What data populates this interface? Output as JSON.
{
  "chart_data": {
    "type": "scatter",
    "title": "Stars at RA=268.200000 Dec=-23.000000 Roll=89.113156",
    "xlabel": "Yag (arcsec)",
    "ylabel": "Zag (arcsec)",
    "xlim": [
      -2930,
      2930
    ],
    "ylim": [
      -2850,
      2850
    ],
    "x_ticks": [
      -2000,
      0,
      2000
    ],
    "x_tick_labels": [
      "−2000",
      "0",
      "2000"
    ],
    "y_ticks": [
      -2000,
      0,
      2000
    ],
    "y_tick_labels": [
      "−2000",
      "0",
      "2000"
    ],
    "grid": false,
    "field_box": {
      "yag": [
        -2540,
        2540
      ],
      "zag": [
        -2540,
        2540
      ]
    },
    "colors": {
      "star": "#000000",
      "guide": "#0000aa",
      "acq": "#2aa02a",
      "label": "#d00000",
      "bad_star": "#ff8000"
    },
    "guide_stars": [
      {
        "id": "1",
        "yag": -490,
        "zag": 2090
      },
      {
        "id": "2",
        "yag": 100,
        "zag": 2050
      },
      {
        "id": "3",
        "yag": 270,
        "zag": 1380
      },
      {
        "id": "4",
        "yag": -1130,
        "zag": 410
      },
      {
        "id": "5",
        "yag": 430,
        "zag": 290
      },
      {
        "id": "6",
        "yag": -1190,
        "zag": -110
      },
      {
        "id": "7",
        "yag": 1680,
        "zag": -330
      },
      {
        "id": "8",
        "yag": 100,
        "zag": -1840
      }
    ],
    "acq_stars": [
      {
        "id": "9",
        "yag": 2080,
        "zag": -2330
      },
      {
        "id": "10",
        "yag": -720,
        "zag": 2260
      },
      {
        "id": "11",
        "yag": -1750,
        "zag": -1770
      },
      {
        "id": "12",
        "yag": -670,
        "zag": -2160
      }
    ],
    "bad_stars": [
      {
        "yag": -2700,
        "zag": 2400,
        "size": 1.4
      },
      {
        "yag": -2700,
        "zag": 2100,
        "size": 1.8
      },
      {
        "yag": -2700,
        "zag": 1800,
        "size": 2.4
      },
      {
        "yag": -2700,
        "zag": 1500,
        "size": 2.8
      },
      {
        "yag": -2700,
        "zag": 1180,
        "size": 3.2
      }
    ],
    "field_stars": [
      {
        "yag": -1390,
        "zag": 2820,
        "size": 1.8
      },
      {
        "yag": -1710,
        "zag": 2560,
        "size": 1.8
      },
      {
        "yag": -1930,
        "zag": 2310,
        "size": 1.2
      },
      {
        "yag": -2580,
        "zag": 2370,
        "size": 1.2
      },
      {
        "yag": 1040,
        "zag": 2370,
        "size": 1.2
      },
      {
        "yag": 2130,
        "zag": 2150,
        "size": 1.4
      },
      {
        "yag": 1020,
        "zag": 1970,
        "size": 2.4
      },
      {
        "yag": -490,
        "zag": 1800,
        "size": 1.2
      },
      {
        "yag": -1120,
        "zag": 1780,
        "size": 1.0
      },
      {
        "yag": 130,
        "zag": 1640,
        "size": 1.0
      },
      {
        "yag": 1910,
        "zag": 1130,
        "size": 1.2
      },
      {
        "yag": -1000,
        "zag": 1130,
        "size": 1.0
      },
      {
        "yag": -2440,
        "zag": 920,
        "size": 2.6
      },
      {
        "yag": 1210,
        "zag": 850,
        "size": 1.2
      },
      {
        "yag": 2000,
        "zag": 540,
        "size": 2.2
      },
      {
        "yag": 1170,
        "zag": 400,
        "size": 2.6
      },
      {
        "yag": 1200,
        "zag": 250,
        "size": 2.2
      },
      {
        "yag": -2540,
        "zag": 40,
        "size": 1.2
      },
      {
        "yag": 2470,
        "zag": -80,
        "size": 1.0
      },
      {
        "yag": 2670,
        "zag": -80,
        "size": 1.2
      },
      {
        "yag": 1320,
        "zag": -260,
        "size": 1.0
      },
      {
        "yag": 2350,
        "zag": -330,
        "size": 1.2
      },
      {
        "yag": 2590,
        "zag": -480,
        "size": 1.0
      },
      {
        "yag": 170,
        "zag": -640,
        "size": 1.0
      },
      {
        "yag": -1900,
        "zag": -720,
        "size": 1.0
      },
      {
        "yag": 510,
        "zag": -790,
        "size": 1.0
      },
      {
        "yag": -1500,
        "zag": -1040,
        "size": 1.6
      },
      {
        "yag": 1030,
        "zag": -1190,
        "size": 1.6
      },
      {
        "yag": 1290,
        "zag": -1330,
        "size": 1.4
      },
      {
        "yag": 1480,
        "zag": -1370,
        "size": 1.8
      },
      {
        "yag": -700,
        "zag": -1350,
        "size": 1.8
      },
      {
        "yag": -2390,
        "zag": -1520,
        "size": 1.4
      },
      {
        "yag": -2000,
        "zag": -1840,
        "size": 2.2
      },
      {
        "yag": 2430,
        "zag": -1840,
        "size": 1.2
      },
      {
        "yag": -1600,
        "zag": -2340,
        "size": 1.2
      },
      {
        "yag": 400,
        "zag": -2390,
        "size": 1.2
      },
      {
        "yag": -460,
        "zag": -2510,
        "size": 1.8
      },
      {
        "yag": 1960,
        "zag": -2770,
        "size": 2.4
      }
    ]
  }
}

=-=-=

What is being asked
Transcribe the records above exactly as they appear.

Answer to the task
What data populates this interface? Output as JSON.
{
  "chart_data": {
    "type": "scatter",
    "title": "Stars at RA=268.200000 Dec=-23.000000 Roll=89.113156",
    "xlabel": "Yag (arcsec)",
    "ylabel": "Zag (arcsec)",
    "xlim": [
      -2930,
      2930
    ],
    "ylim": [
      -2850,
      2850
    ],
    "x_ticks": [
      -2000,
      0,
      2000
    ],
    "x_tick_labels": [
      "−2000",
      "0",
      "2000"
    ],
    "y_ticks": [
      -2000,
      0,
      2000
    ],
    "y_tick_labels": [
      "−2000",
      "0",
      "2000"
    ],
    "grid": false,
    "field_box": {
      "yag": [
        -2540,
        2540
      ],
      "zag": [
        -2540,
        2540
      ]
    },
    "colors": {
      "star": "#000000",
      "guide": "#0000aa",
      "acq": "#2aa02a",
      "label": "#d00000",
      "bad_star": "#ff8000"
    },
    "guide_stars": [
      {
        "id": "1",
        "yag": -490,
        "zag": 2090
      },
      {
        "id": "2",
        "yag": 100,
        "zag": 2050
      },
      {
        "id": "3",
        "yag": 270,
        "zag": 1380
      },
      {
        "id": "4",
        "yag": -1130,
        "zag": 410
      },
      {
        "id": "5",
        "yag": 430,
        "zag": 290
      },
      {
        "id": "6",
        "yag": -1190,
        "zag": -110
      },
      {
        "id": "7",
        "yag": 1680,
        "zag": -330
      },
      {
        "id": "8",
        "yag": 100,
        "zag": -1840
      }
    ],
    "acq_stars": [
      {
        "id": "9",
        "yag": 2080,
        "zag": -2330
      },
      {
        "id": "10",
        "yag": -720,
        "zag": 2260
      },
      {
        "id": "11",
        "yag": -1750,
        "zag": -1770
      },
      {
        "id": "12",
        "yag": -670,
        "zag": -2160
      }
    ],
    "bad_stars": [
      {
        "yag": -2700,
        "zag": 2400,
        "size": 1.4
      },
      {
        "yag": -2700,
        "zag": 2100,
        "size": 1.8
      },
      {
        "yag": -2700,
        "zag": 1800,
        "size": 2.4
      },
      {
        "yag": -2700,
        "zag": 1500,
        "size": 2.8
      },
      {
        "yag": -2700,
        "zag": 1180,
        "size": 3.2
      }
    ],
    "field_stars": [
      {
        "yag": -1390,
        "zag": 2820,
        "size": 1.8
      },
      {
        "yag": -1710,
        "zag": 2560,
        "size": 1.8
      },
      {
        "yag": -1930,
        "zag": 2310,
        "size": 1.2
      },
      {
        "yag": -2580,
        "zag": 2370,
        "size": 1.2
      },
      {
        "yag": 1040,
        "zag": 2370,
        "size": 1.2
      },
      {
        "yag": 2130,
        "zag": 2150,
        "size": 1.4
      },
      {
        "yag": 1020,
        "zag": 1970,
        "size": 2.4
      },
      {
        "yag": -490,
        "zag": 1800,
        "size": 1.2
      },
      {
        "yag": -1120,
        "zag": 1780,
        "size": 1.0
      },
      {
        "yag": 130,
        "zag": 1640,
        "size": 1.0
      },
      {
        "yag": 1910,
        "zag": 1130,
        "size": 1.2
      },
      {
        "yag": -1000,
        "zag": 1130,
        "size": 1.0
      },
      {
        "yag": -2440,
        "zag": 920,
        "size": 2.6
      },
      {
        "yag": 1210,
        "zag": 850,
        "size": 1.2
      },
      {
        "yag": 2000,
        "zag": 540,
        "size": 2.2
      },
      {
        "yag": 1170,
        "zag": 400,
        "size": 2.6
      },
      {
        "yag": 1200,
        "zag": 250,
        "size": 2.2
      },
      {
        "yag": -2540,
        "zag": 40,
        "size": 1.2
      },
      {
        "yag": 2470,
        "zag": -80,
        "size": 1.0
      },
      {
        "yag": 2670,
        "zag": -80,
        "size": 1.2
      },
      {
        "yag": 1320,
        "zag": -260,
        "size": 1.0
      },
      {
        "yag": 2350,
        "zag": -330,
        "size": 1.2
      },
      {
        "yag": 2590,
        "zag": -480,
        "size": 1.0
      },
      {
        "yag": 170,
        "zag": -640,
        "size": 1.0
      },
      {
        "yag": -1900,
        "zag": -720,
        "size": 1.0
      },
      {
        "yag": 510,
        "zag": -790,
        "size": 1.0
      },
      {
        "yag": -1500,
        "zag": -1040,
        "size": 1.6
      },
      {
        "yag": 1030,
        "zag": -1190,
        "size": 1.6
      },
      {
        "yag": 1290,
        "zag": -1330,
        "size": 1.4
      },
      {
        "yag": 1480,
        "zag": -1370,
        "size": 1.8
      },
      {
        "yag": -700,
        "zag": -1350,
        "size": 1.8
      },
      {
        "yag": -2390,
        "zag": -1520,
        "size": 1.4
      },
      {
        "yag": -2000,
        "zag": -1840,
        "size": 2.2
      },
      {
        "yag": 2430,
        "zag": -1840,
        "size": 1.2
      },
      {
        "yag": -1600,
        "zag": -2340,
        "size": 1.2
      },
      {
        "yag": 400,
        "zag": -2390,
        "size": 1.2
      },
      {
        "yag": -460,
        "zag": -2510,
        "size": 1.8
      },
      {
        "yag": 1960,
        "zag": -2770,
        "size": 2.4
      }
    ]
  }
}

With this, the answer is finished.